== Cytowany tekst ==
Advertisement

Main Ad

Spacer wśród koni i drzew

Siedzenie przy herbacie, kawie czy nawet piwie jest po prostu nudne. Dlatego też przy okazji kolejnego spotkania z autorką bloga Yoga in Stockholm, zdecydowałyśmy się odwiedzić jeden z wielu rezerwatów przyrody w okolicy Sztokholmu. Wybrałyśmy Huvudden na Ekerö - przede wszystkim ze względu na wygodne połączenia autobusowe ;). Podążając za znalezionym w internecie poradnikiem, wsiadłyśmy w autobus na Brommaplan (311 lub 312) i wysiadłyśmy nieco wcześniej, bo na przystanku Bergviksvägen.
To była naprawdę dobra decyzja, przejść się nieco dłuższą trasą. Cała ta okolica jest naprawdę piękna, a po drodze zobaczyłyśmy jakiegoś kolorowego ptaszka (gdzieś w pobliżu jest punkt do obserwacji ptaków) i jelonka / sarenkę (ciężko zgadnąć, szybko uciekło :P). Po kilku minutach spaceru dotarłyśmy do pierwszych zagród z końmi.
Doszłyśmy do Menhammar - miejscowej farmy posiadającej około 300 koni. Kiedy tylko się tam pojawiłyśmy, zwierzęta stały się bardzo ożywione. Choć jakaś część mnie nieco boi się koni, inna część musiała przyznać, że wyglądały one naprawdę pięknie.

== Zadanie A ==
Które wiersze z wpisów poniżej zawierają słowo „monitor”? Znajdź je i przepisz każdy w całości, biorąc pod uwagę wielkość liter.

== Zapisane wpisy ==
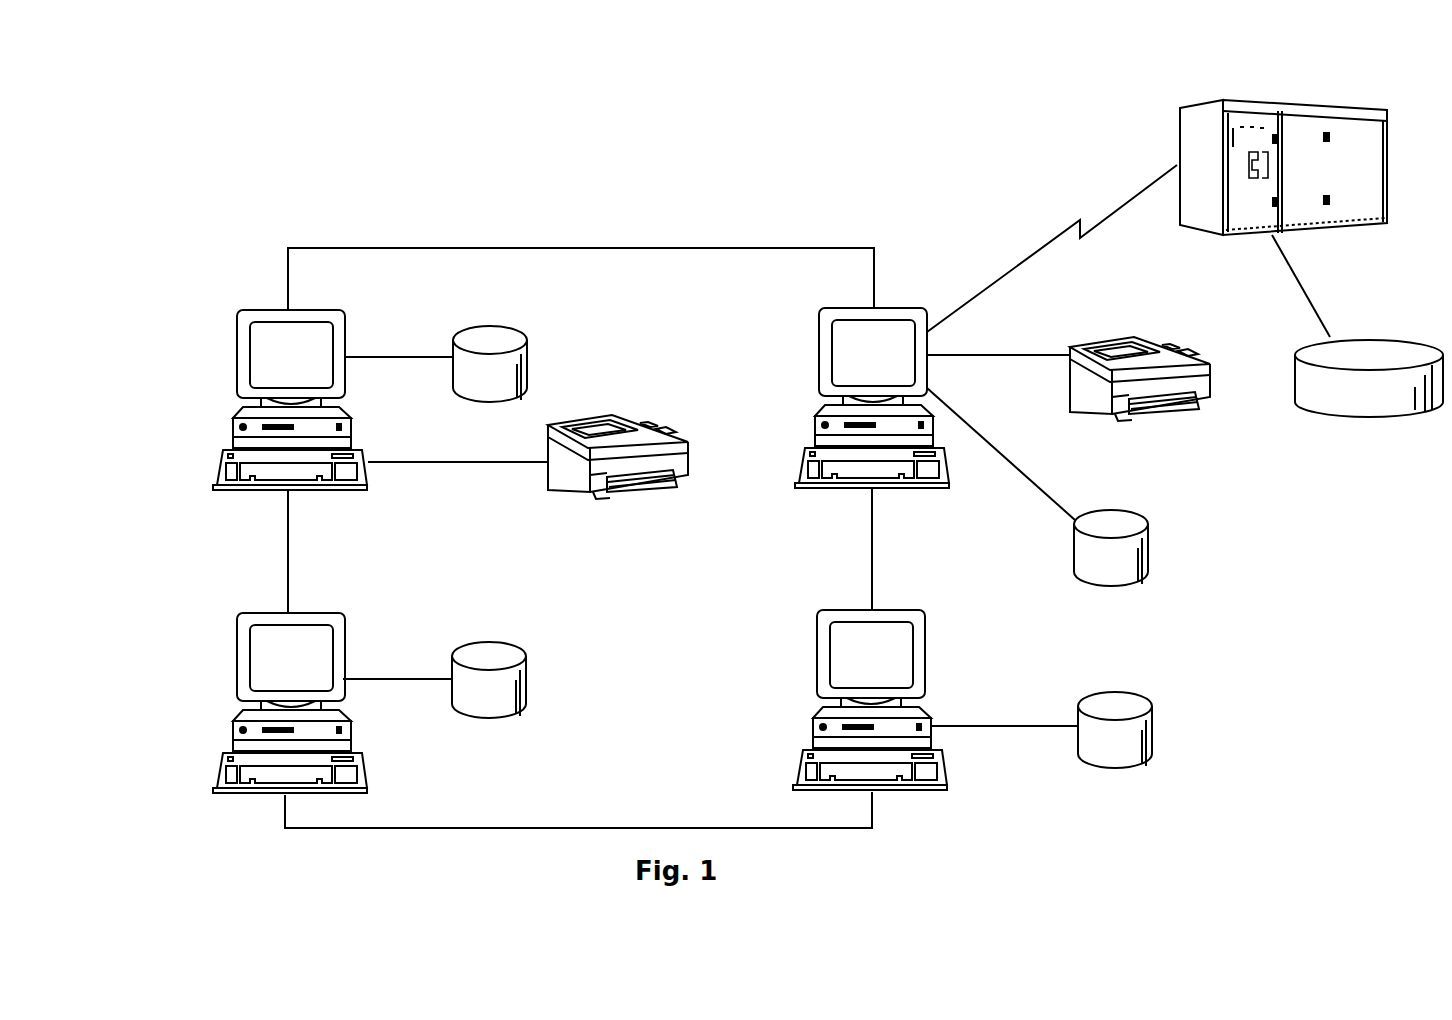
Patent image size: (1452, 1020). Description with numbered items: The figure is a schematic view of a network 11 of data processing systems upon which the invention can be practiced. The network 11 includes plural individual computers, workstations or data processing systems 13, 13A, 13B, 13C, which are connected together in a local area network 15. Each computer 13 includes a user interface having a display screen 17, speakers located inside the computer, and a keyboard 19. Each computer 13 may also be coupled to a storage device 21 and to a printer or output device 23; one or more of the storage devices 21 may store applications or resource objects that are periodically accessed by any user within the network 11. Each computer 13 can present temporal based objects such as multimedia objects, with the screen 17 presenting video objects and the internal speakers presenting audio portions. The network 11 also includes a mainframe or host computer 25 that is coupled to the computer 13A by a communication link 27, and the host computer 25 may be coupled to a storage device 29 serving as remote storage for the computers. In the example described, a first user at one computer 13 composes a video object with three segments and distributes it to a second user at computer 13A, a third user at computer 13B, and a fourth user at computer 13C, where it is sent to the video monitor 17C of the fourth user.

The network 11 is at (557, 187).
The computer 13 is at (248, 310).
The computer 13A is at (902, 308).
The computer 13B is at (330, 613).
The computer 13C is at (817, 638).
The local area network 15 is at (520, 829).
The display screen 17 is at (262, 349).
The video monitor 17C is at (837, 653).
The keyboard 19 is at (308, 490).
The storage device 21 is at (508, 326).
The printer 23 is at (633, 418).
The host computer 25 is at (1184, 106).
The communication link 27 is at (1107, 212).
The storage device 29 is at (1318, 413).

== Zadanie B ==
Zwróć bez żadnych zmian fragment tekstu o spacerze od słów „Siedzenie przy herbacie, kawie” aż do słów „zagród z końmi.” włącznie.

== Wynik ćwiczenia A ==
Patent image size: (1452, 1020). Description with numbered items: The figure is a schematic view of a network 11 of data processing systems upon which the invention can be practiced. The network 11 includes plural individual computers, workstations or data processing systems 13, 13A, 13B, 13C, which are connected together in a local area network 15. Each computer 13 includes a user interface having a display screen 17, speakers located inside the computer, and a keyboard 19. Each computer 13 may also be coupled to a storage device 21 and to a printer or output device 23; one or more of the storage devices 21 may store applications or resource objects that are periodically accessed by any user within the network 11. Each computer 13 can present temporal based objects such as multimedia objects, with the screen 17 presenting video objects and the internal speakers presenting audio portions. The network 11 also includes a mainframe or host computer 25 that is coupled to the computer 13A by a communication link 27, and the host computer 25 may be coupled to a storage device 29 serving as remote storage for the computers. In the example described, a first user at one computer 13 composes a video object with three segments and distributes it to a second user at computer 13A, a third user at computer 13B, and a fourth user at computer 13C, where it is sent to the video monitor 17C of the fourth user.
The video monitor 17C is at (837, 653).

== Wynik ćwiczenia B ==
Siedzenie przy herbacie, kawie czy nawet piwie jest po prostu nudne. Dlatego też przy okazji kolejnego spotkania z autorką bloga Yoga in Stockholm, zdecydowałyśmy się odwiedzić jeden z wielu rezerwatów przyrody w okolicy Sztokholmu. Wybrałyśmy Huvudden na Ekerö - przede wszystkim ze względu na wygodne połączenia autobusowe ;). Podążając za znalezionym w internecie poradnikiem, wsiadłyśmy w autobus na Brommaplan (311 lub 312) i wysiadłyśmy nieco wcześniej, bo na przystanku Bergviksvägen.
To była naprawdę dobra decyzja, przejść się nieco dłuższą trasą. Cała ta okolica jest naprawdę piękna, a po drodze zobaczyłyśmy jakiegoś kolorowego ptaszka (gdzieś w pobliżu jest punkt do obserwacji ptaków) i jelonka / sarenkę (ciężko zgadnąć, szybko uciekło :P). Po kilku minutach spaceru dotarłyśmy do pierwszych zagród z końmi.